_Try it:_ What lines below mention the word "places"? Copy each one.

-- Records to process follows --

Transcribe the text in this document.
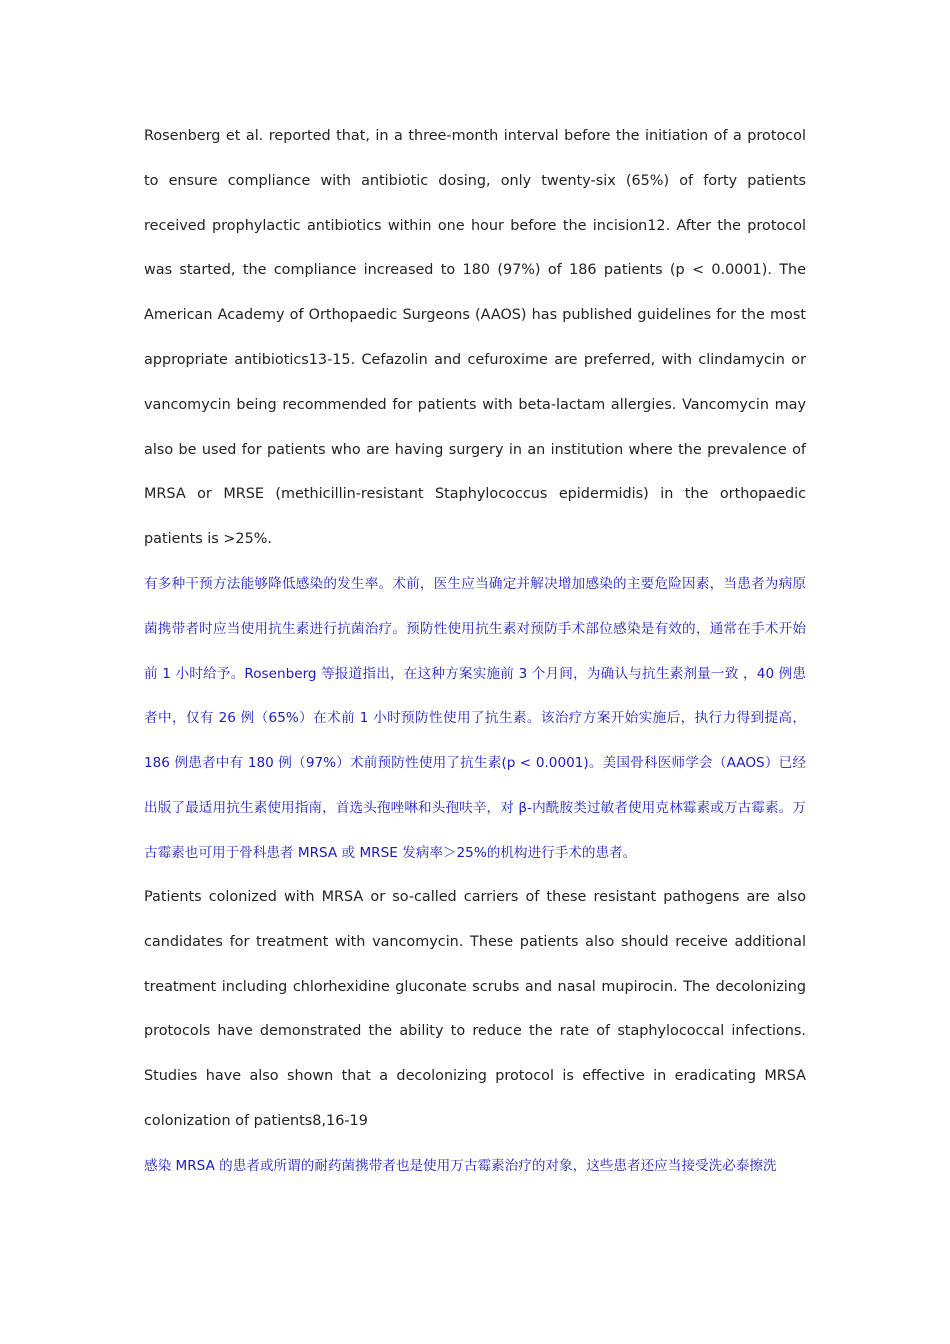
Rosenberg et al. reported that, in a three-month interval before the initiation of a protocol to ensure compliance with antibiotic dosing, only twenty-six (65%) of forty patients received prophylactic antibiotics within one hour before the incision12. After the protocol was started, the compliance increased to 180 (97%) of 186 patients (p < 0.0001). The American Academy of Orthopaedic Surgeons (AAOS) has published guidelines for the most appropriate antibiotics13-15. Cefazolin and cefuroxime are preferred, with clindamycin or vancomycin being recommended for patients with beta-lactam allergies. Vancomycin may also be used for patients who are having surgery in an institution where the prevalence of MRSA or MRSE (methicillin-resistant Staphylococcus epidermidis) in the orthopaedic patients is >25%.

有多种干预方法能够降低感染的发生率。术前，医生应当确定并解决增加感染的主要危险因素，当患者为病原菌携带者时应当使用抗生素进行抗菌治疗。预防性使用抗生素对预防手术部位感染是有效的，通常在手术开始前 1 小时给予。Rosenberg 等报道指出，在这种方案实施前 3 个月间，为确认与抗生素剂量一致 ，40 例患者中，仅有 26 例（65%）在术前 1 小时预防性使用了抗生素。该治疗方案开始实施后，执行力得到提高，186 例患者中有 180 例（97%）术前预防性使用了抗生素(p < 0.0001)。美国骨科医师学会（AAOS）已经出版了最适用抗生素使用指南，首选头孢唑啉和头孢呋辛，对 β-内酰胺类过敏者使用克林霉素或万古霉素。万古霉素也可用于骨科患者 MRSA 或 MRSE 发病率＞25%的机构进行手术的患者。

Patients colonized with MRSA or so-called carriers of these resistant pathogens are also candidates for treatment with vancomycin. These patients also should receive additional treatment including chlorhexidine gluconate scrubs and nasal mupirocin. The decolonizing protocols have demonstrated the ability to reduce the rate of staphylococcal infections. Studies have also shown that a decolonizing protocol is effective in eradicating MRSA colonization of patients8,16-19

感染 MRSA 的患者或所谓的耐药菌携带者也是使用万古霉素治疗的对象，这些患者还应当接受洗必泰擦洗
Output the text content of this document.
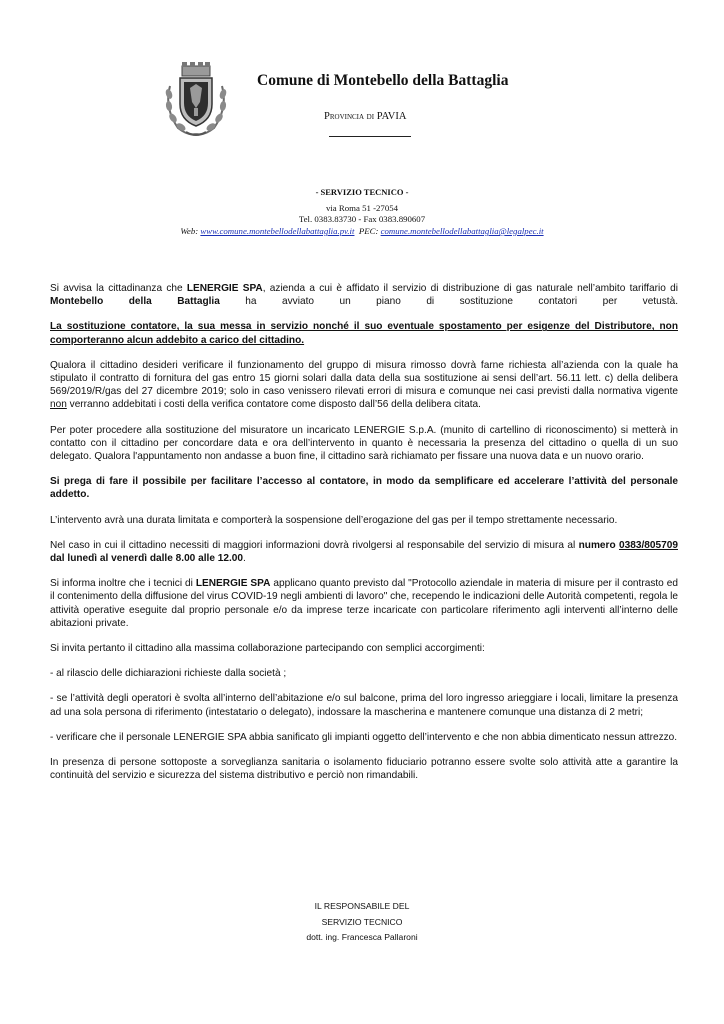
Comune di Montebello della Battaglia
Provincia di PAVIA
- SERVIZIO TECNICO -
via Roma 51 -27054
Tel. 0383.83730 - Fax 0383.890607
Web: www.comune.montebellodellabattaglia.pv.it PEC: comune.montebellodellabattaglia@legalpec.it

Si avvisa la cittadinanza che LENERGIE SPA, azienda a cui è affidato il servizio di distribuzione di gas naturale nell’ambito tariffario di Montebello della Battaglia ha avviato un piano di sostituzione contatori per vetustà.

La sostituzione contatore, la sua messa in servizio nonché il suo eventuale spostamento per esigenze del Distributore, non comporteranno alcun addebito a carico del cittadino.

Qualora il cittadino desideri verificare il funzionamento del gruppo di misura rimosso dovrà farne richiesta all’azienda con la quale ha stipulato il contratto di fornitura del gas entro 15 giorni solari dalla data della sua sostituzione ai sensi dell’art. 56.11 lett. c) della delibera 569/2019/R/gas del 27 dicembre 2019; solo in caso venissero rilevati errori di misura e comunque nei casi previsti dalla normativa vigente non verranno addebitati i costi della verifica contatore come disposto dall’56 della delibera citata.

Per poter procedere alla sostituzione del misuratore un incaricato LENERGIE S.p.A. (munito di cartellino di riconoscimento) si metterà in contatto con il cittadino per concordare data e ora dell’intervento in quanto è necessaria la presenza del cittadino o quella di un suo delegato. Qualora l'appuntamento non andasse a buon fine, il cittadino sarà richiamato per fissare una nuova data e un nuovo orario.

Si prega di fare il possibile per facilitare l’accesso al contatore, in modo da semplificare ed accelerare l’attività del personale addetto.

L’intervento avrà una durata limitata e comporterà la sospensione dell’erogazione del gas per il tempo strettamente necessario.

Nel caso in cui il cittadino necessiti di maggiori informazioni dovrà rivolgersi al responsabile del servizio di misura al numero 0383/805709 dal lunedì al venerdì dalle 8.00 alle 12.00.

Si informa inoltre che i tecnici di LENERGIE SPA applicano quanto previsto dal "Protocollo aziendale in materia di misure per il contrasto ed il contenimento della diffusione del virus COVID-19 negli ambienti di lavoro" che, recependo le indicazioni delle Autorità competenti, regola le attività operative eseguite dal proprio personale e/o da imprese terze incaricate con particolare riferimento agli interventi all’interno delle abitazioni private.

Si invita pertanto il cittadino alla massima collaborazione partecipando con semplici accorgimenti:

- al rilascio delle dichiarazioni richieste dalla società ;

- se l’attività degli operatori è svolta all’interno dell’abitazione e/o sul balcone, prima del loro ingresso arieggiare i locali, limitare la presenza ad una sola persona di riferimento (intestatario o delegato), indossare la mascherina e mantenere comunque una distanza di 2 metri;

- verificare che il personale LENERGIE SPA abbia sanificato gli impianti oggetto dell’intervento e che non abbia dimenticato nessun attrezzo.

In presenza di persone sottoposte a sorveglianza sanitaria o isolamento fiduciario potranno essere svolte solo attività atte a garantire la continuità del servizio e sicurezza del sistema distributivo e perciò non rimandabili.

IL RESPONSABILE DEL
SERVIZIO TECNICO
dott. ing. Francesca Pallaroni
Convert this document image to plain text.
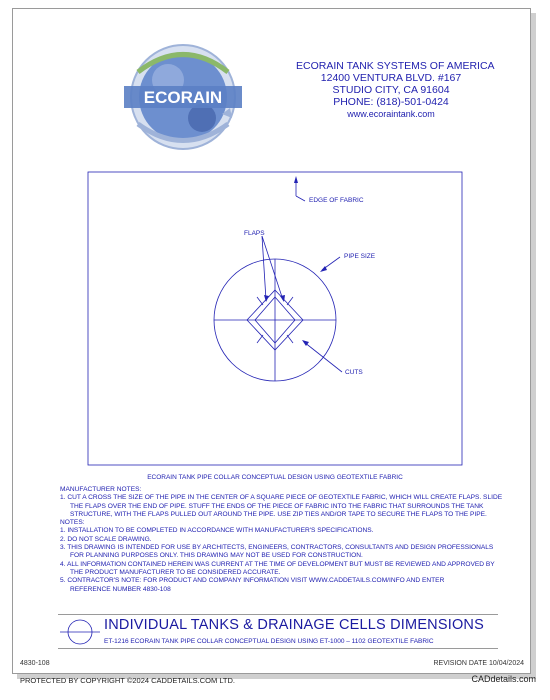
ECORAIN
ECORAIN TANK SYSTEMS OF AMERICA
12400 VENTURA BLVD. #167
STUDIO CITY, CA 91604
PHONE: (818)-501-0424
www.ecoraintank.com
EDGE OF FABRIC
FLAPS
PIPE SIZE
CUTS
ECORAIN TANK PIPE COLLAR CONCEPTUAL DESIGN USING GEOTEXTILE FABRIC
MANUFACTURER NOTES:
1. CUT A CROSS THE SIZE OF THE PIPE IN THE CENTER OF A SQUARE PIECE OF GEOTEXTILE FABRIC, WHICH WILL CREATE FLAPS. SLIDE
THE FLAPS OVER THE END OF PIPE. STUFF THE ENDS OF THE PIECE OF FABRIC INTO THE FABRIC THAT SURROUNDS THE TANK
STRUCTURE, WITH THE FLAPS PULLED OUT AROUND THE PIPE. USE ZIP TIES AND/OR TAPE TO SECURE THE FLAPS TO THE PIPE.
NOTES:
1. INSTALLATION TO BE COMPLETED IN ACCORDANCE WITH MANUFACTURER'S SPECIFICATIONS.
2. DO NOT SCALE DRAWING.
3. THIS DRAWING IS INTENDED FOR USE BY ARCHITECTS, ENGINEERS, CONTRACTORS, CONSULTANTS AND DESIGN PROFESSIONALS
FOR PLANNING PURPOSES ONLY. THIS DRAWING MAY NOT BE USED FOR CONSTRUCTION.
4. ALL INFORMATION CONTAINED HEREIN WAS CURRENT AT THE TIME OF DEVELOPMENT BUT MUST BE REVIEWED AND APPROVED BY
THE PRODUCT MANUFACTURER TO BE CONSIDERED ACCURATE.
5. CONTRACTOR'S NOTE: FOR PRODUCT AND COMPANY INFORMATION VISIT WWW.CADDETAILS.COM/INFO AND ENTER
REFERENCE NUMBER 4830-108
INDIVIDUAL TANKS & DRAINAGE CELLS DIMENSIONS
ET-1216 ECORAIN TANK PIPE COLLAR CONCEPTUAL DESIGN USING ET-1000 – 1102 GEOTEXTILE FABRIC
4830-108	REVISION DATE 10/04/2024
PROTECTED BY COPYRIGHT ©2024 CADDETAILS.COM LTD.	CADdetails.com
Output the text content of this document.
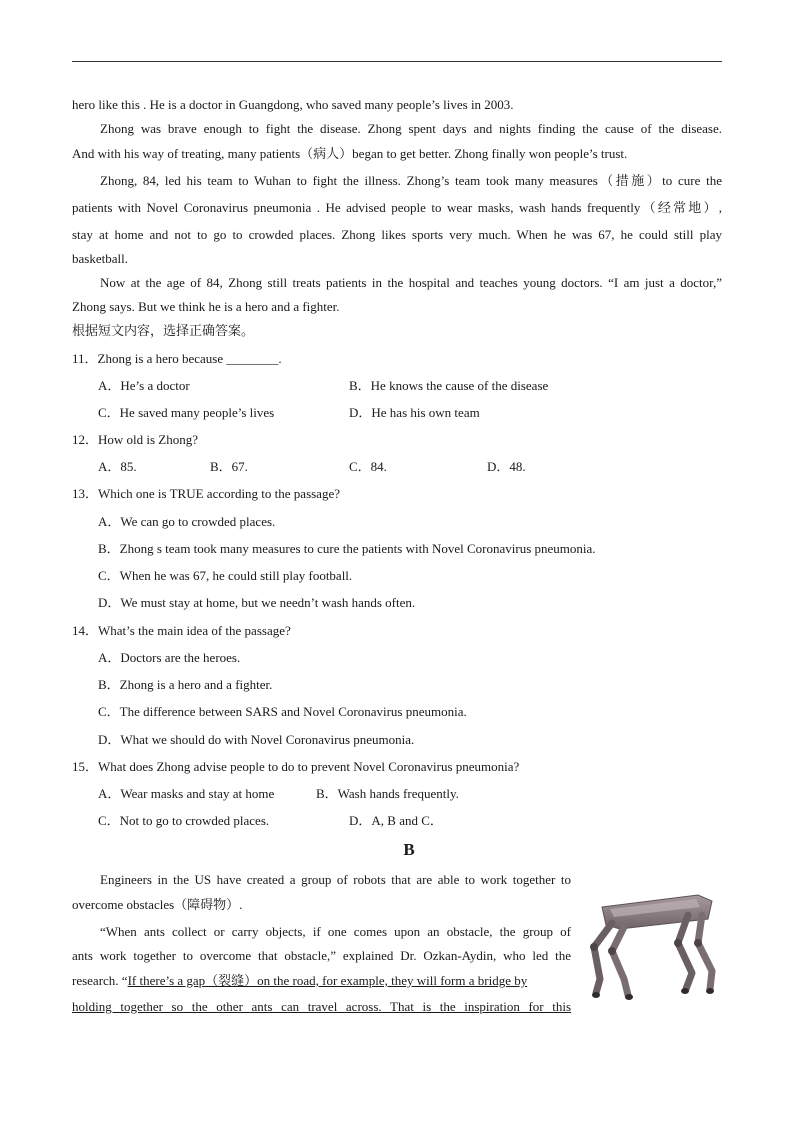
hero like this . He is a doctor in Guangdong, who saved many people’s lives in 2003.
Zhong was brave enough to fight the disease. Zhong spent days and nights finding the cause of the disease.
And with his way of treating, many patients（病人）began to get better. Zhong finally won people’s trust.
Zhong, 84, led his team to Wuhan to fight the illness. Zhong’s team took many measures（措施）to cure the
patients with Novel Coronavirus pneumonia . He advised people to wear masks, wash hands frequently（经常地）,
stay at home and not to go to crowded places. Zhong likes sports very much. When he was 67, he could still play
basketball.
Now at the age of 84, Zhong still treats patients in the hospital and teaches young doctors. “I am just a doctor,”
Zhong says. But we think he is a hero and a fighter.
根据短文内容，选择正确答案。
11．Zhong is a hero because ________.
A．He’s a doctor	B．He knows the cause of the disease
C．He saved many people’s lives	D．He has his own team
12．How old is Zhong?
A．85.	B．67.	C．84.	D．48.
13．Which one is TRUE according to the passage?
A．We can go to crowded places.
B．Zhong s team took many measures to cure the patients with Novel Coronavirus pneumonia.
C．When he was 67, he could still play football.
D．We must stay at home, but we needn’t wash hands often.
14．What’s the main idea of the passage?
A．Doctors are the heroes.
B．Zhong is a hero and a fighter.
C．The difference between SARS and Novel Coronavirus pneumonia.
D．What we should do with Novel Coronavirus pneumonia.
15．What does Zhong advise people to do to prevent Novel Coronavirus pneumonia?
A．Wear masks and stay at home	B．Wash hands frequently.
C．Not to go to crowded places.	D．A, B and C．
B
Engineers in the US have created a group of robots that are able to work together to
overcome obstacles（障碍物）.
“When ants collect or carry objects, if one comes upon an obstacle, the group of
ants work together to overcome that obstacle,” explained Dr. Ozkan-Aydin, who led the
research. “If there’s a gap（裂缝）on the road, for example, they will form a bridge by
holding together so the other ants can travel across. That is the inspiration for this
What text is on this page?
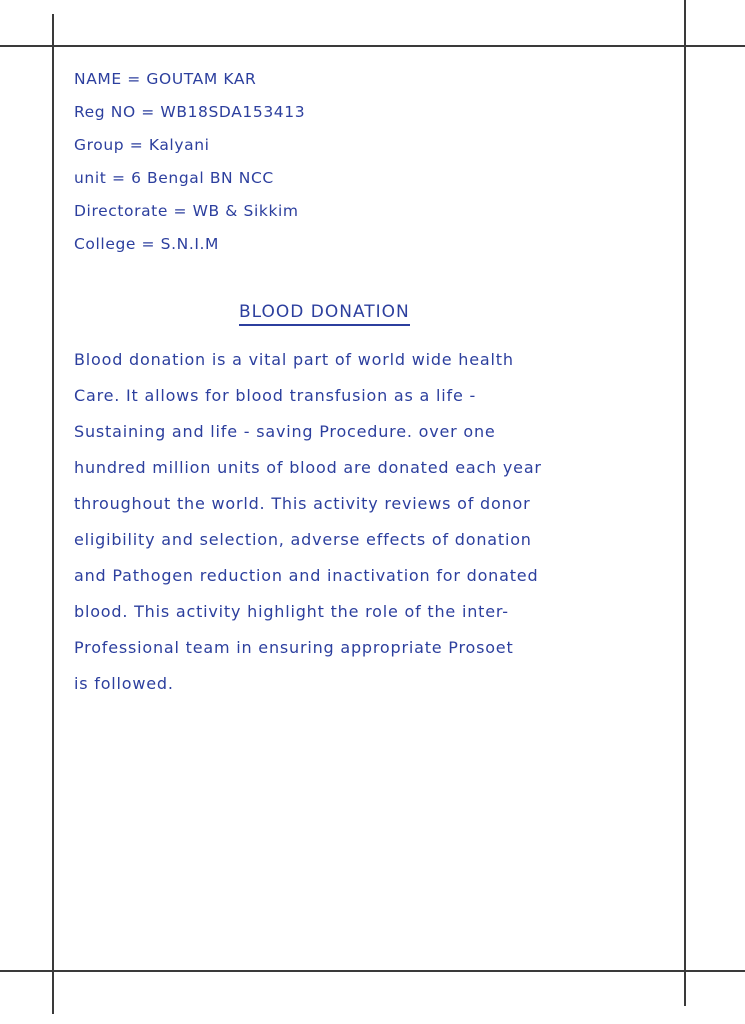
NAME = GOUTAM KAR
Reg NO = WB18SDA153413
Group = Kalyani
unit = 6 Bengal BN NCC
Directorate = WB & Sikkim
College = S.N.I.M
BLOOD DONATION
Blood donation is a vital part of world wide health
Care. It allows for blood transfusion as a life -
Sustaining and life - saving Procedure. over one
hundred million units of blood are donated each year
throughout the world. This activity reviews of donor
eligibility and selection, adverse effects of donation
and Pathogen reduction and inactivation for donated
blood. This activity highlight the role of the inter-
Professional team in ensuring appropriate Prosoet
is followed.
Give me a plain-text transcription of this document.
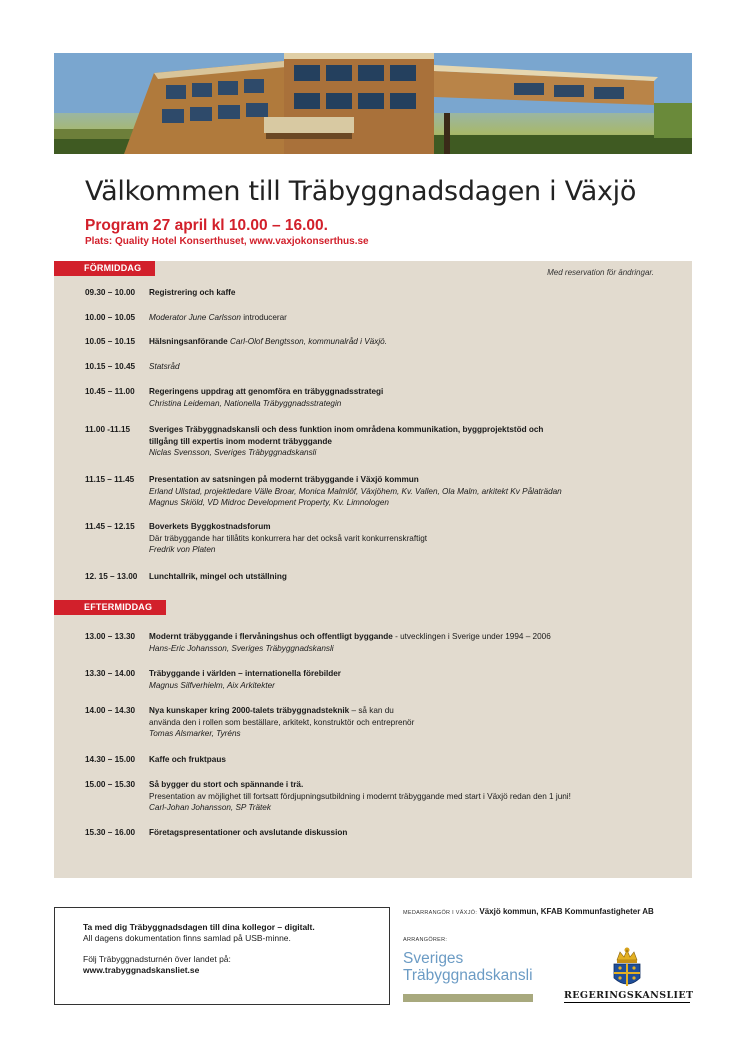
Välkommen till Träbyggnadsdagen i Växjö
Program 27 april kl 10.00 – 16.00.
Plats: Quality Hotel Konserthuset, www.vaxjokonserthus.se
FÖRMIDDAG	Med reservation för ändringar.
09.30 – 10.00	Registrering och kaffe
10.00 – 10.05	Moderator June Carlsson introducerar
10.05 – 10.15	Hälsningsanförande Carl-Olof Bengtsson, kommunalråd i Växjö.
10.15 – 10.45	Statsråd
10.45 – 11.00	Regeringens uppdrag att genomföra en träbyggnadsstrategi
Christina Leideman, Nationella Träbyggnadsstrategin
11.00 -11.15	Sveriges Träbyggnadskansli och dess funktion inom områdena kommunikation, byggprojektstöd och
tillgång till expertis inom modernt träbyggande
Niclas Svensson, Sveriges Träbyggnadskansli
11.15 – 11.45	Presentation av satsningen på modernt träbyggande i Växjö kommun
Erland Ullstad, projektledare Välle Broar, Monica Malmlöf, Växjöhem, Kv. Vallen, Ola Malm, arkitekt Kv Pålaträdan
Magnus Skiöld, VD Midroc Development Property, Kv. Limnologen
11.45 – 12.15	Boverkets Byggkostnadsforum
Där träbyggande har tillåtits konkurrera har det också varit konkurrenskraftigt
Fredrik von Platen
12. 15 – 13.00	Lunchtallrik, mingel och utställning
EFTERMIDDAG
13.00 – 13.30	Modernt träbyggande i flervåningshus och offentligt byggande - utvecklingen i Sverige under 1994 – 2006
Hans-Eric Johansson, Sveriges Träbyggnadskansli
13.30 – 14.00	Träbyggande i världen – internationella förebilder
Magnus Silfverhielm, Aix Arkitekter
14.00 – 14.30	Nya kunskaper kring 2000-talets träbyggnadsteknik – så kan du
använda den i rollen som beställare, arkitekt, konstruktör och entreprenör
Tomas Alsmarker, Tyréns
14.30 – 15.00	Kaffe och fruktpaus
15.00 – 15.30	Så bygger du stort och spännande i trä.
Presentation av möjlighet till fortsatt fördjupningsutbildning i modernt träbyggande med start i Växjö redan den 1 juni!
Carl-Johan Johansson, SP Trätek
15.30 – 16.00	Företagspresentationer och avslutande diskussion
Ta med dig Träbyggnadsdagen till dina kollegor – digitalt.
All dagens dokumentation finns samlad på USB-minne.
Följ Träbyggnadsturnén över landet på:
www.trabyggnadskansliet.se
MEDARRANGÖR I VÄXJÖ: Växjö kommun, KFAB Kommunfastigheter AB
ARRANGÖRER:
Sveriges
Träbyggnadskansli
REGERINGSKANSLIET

-- Records to process concluded --

_Answer:_
stay at home and not to go to crowded places. Zhong likes sports very much. When he was 67, he could still play
A．We can go to crowded places.
C．Not to go to crowded places.	D．A, B and C．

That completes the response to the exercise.